» Task details
Using the material below, copy every line where "MySQL" appears.

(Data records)
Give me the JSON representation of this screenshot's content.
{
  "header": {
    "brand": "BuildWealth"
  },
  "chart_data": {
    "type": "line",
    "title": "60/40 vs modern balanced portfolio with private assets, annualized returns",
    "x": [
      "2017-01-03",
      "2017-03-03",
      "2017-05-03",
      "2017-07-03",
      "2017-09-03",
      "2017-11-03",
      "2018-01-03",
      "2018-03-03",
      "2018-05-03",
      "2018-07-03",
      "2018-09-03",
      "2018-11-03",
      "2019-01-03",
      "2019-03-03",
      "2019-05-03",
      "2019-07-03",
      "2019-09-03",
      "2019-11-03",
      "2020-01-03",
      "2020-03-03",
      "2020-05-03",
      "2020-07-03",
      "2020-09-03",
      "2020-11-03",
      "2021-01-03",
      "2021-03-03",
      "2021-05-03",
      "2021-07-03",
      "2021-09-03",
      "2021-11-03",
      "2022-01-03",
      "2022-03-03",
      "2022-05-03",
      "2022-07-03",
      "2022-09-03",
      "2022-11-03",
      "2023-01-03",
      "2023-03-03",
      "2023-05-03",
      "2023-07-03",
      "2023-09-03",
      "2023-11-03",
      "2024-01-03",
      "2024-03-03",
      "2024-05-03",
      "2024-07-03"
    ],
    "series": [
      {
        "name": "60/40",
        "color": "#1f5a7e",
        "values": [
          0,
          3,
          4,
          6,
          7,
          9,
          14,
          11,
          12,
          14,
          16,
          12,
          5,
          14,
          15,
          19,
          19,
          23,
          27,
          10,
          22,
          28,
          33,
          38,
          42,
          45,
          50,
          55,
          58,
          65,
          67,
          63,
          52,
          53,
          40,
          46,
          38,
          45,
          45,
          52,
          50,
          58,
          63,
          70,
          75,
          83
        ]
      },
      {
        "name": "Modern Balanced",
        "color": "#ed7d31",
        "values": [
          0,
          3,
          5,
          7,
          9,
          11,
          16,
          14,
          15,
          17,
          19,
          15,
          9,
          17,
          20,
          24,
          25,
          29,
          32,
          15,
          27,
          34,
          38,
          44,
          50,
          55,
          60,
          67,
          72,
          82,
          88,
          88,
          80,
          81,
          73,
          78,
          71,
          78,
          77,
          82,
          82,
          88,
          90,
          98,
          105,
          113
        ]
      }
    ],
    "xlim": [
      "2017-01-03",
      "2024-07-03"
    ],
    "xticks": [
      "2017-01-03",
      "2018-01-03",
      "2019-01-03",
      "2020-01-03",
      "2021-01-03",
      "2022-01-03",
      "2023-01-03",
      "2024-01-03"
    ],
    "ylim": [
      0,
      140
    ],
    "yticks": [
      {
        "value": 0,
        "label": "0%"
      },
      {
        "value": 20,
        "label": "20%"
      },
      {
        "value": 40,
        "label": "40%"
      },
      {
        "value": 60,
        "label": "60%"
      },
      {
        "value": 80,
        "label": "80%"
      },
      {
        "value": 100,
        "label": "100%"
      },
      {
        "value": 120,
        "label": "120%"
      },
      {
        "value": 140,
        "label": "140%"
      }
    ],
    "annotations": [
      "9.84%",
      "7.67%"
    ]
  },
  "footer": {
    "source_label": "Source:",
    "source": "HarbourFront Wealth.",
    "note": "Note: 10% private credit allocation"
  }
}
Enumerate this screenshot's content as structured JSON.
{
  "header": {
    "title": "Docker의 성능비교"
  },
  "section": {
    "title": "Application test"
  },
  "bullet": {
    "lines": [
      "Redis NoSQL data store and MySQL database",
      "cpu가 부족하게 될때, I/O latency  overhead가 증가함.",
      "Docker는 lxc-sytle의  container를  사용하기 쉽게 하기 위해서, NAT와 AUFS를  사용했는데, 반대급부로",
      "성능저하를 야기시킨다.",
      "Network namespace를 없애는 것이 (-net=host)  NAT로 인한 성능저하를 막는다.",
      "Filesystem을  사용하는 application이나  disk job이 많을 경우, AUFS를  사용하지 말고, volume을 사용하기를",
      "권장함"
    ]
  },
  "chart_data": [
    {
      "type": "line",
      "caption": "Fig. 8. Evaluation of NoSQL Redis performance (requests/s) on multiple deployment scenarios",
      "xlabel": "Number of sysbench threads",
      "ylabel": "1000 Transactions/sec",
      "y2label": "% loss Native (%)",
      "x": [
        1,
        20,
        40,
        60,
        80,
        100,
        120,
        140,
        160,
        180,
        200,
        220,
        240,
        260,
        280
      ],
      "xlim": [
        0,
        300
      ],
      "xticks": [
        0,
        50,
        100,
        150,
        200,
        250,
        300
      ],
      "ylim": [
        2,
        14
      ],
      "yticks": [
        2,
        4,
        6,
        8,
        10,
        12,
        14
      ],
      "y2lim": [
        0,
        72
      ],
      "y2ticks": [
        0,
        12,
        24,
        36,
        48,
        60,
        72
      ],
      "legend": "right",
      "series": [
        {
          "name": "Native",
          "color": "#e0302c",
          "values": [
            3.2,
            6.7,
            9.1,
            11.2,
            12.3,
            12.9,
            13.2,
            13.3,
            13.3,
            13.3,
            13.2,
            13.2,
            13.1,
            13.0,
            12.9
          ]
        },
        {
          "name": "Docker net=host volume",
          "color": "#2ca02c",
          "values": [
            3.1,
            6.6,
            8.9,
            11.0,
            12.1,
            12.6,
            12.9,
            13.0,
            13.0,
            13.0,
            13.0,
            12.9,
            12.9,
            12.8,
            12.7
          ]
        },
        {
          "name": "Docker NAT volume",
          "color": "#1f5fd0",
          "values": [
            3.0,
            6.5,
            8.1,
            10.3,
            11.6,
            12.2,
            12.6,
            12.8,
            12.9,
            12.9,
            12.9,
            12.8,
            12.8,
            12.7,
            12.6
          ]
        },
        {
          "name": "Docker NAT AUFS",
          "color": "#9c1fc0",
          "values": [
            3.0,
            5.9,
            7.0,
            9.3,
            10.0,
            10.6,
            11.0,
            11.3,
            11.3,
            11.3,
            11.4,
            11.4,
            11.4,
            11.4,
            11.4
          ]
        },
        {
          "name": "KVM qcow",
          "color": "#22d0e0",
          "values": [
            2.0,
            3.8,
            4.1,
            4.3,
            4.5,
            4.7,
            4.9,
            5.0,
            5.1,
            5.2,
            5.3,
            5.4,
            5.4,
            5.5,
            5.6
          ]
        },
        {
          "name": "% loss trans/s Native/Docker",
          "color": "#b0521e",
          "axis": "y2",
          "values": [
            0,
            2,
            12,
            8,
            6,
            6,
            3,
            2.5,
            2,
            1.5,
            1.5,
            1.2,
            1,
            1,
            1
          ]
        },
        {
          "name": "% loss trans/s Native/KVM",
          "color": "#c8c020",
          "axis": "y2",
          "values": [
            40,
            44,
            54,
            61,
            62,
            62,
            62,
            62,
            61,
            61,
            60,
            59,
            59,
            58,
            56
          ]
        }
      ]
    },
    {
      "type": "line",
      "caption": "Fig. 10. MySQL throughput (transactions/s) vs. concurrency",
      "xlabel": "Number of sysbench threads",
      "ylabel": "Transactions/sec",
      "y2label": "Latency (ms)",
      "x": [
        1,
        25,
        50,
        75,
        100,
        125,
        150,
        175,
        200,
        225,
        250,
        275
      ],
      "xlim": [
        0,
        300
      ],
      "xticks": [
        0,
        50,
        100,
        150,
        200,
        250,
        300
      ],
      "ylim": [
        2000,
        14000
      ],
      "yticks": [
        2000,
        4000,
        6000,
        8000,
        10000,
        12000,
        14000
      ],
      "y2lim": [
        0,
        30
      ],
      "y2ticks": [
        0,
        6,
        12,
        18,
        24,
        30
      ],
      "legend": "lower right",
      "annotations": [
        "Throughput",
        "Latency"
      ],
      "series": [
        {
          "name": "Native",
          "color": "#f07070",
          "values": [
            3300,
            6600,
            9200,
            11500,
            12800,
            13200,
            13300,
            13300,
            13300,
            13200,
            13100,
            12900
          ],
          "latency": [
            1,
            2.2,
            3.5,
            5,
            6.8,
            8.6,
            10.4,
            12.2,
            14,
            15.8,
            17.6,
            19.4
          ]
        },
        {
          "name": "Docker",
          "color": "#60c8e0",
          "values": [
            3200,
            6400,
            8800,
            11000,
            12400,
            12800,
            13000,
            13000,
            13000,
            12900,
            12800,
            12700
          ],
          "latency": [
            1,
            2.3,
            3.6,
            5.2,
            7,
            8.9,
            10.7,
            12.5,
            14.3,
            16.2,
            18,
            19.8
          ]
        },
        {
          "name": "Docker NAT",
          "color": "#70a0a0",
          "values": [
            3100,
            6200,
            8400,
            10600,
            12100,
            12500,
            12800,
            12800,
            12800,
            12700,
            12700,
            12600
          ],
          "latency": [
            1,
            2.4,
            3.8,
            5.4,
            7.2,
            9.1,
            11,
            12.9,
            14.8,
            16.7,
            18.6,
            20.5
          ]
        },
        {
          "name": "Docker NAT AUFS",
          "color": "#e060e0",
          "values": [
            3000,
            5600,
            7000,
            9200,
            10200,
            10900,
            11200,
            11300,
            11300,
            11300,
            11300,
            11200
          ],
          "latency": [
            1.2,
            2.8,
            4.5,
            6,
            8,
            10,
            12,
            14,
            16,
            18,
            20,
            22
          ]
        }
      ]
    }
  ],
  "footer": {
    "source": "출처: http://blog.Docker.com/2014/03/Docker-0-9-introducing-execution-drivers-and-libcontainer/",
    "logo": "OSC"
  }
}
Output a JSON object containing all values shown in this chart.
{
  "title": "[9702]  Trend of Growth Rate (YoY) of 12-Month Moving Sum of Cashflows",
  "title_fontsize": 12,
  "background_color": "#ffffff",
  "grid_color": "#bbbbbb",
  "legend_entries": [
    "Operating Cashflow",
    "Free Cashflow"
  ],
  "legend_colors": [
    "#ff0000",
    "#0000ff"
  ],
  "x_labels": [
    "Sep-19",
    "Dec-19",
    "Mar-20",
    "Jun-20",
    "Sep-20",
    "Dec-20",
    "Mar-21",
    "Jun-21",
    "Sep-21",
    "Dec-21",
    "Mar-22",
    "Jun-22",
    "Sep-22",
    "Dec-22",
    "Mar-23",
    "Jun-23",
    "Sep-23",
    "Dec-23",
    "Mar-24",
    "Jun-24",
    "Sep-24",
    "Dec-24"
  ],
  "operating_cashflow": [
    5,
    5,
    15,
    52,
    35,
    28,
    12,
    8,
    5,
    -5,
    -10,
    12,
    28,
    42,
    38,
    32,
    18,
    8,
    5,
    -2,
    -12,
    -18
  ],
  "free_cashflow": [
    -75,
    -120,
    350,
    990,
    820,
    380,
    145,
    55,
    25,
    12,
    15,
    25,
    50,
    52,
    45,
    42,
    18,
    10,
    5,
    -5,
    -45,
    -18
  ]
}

» Result below
      "Redis NoSQL data store and MySQL database",
      "caption": "Fig. 10. MySQL throughput (transactions/s) vs. concurrency",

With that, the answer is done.